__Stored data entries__

▬▬▬▬▬▬

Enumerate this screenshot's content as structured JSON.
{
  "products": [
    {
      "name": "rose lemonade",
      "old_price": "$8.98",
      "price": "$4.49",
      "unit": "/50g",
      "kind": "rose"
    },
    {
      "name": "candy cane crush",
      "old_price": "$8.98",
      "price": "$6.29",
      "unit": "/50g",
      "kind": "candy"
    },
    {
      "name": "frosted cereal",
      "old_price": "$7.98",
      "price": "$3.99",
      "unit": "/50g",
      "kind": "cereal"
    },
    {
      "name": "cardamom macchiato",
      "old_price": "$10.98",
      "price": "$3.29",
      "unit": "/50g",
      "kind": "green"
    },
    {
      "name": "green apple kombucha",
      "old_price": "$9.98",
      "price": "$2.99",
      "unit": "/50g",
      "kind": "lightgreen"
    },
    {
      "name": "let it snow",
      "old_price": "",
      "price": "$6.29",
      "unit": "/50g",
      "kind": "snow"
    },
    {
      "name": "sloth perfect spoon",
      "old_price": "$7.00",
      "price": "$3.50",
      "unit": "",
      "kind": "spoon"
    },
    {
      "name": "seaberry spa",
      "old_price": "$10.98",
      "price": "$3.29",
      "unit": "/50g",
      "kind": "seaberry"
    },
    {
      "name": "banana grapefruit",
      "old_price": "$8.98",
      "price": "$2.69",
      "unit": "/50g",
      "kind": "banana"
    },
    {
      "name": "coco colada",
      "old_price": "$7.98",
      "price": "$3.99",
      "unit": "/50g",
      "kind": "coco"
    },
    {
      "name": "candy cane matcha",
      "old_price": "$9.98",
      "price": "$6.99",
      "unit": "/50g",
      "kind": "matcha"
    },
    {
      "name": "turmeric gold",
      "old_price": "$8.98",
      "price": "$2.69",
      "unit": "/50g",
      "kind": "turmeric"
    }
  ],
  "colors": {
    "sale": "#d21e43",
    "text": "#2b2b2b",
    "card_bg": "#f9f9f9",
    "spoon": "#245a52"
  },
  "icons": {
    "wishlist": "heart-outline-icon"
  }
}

▬▬▬▬▬▬

__Task__
Take every line from the data that contains the word "banana".

__Reply to the task__
      "name": "banana grapefruit",
      "kind": "banana"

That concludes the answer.